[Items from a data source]
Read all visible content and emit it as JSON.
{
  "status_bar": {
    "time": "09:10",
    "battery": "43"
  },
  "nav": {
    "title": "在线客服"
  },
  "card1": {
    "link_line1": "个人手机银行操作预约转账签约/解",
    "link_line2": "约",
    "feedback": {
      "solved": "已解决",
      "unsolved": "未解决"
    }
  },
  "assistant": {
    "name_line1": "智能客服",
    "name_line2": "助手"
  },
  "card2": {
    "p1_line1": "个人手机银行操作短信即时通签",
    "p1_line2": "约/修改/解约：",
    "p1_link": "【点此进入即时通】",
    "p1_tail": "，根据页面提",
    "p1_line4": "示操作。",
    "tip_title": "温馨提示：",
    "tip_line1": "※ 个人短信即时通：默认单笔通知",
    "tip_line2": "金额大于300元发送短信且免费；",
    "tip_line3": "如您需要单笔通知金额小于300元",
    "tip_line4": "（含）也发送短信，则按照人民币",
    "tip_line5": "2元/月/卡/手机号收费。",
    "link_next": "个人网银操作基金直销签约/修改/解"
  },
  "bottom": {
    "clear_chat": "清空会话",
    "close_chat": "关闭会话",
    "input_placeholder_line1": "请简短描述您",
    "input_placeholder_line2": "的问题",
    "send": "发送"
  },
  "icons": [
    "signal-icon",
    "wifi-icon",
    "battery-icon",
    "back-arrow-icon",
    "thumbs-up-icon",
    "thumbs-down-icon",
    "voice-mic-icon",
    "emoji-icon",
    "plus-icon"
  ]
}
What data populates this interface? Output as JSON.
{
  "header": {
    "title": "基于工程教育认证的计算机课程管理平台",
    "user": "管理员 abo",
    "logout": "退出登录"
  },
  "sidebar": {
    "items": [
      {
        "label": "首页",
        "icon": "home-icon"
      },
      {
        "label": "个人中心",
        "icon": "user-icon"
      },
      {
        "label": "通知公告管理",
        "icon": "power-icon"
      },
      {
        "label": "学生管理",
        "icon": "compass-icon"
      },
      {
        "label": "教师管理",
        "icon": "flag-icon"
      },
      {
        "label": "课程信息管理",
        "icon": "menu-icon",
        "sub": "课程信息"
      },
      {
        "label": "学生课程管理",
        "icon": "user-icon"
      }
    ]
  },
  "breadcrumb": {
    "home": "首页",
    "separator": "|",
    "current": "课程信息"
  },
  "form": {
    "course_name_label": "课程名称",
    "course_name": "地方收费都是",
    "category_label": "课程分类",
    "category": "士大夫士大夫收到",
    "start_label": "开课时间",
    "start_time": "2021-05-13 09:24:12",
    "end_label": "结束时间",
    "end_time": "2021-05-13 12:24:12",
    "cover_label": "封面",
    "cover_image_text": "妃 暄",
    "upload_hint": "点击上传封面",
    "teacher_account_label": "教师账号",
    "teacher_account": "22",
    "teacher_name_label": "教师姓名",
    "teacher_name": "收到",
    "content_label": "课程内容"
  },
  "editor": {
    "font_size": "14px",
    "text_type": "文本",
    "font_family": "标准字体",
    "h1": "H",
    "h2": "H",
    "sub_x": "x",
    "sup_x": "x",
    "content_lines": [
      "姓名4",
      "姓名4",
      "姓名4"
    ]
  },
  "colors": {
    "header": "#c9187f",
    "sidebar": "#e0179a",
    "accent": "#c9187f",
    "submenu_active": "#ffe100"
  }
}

Objective — Retype the material above, line by line, exactly.

Solution for this task —
Read all visible content and emit it as JSON.
{
  "status_bar": {
    "time": "09:10",
    "battery": "43"
  },
  "nav": {
    "title": "在线客服"
  },
  "card1": {
    "link_line1": "个人手机银行操作预约转账签约/解",
    "link_line2": "约",
    "feedback": {
      "solved": "已解决",
      "unsolved": "未解决"
    }
  },
  "assistant": {
    "name_line1": "智能客服",
    "name_line2": "助手"
  },
  "card2": {
    "p1_line1": "个人手机银行操作短信即时通签",
    "p1_line2": "约/修改/解约：",
    "p1_link": "【点此进入即时通】",
    "p1_tail": "，根据页面提",
    "p1_line4": "示操作。",
    "tip_title": "温馨提示：",
    "tip_line1": "※ 个人短信即时通：默认单笔通知",
    "tip_line2": "金额大于300元发送短信且免费；",
    "tip_line3": "如您需要单笔通知金额小于300元",
    "tip_line4": "（含）也发送短信，则按照人民币",
    "tip_line5": "2元/月/卡/手机号收费。",
    "link_next": "个人网银操作基金直销签约/修改/解"
  },
  "bottom": {
    "clear_chat": "清空会话",
    "close_chat": "关闭会话",
    "input_placeholder_line1": "请简短描述您",
    "input_placeholder_line2": "的问题",
    "send": "发送"
  },
  "icons": [
    "signal-icon",
    "wifi-icon",
    "battery-icon",
    "back-arrow-icon",
    "thumbs-up-icon",
    "thumbs-down-icon",
    "voice-mic-icon",
    "emoji-icon",
    "plus-icon"
  ]
}
What data populates this interface? Output as JSON.
{
  "header": {
    "title": "基于工程教育认证的计算机课程管理平台",
    "user": "管理员 abo",
    "logout": "退出登录"
  },
  "sidebar": {
    "items": [
      {
        "label": "首页",
        "icon": "home-icon"
      },
      {
        "label": "个人中心",
        "icon": "user-icon"
      },
      {
        "label": "通知公告管理",
        "icon": "power-icon"
      },
      {
        "label": "学生管理",
        "icon": "compass-icon"
      },
      {
        "label": "教师管理",
        "icon": "flag-icon"
      },
      {
        "label": "课程信息管理",
        "icon": "menu-icon",
        "sub": "课程信息"
      },
      {
        "label": "学生课程管理",
        "icon": "user-icon"
      }
    ]
  },
  "breadcrumb": {
    "home": "首页",
    "separator": "|",
    "current": "课程信息"
  },
  "form": {
    "course_name_label": "课程名称",
    "course_name": "地方收费都是",
    "category_label": "课程分类",
    "category": "士大夫士大夫收到",
    "start_label": "开课时间",
    "start_time": "2021-05-13 09:24:12",
    "end_label": "结束时间",
    "end_time": "2021-05-13 12:24:12",
    "cover_label": "封面",
    "cover_image_text": "妃 暄",
    "upload_hint": "点击上传封面",
    "teacher_account_label": "教师账号",
    "teacher_account": "22",
    "teacher_name_label": "教师姓名",
    "teacher_name": "收到",
    "content_label": "课程内容"
  },
  "editor": {
    "font_size": "14px",
    "text_type": "文本",
    "font_family": "标准字体",
    "h1": "H",
    "h2": "H",
    "sub_x": "x",
    "sup_x": "x",
    "content_lines": [
      "姓名4",
      "姓名4",
      "姓名4"
    ]
  },
  "colors": {
    "header": "#c9187f",
    "sidebar": "#e0179a",
    "accent": "#c9187f",
    "submenu_active": "#ffe100"
  }
}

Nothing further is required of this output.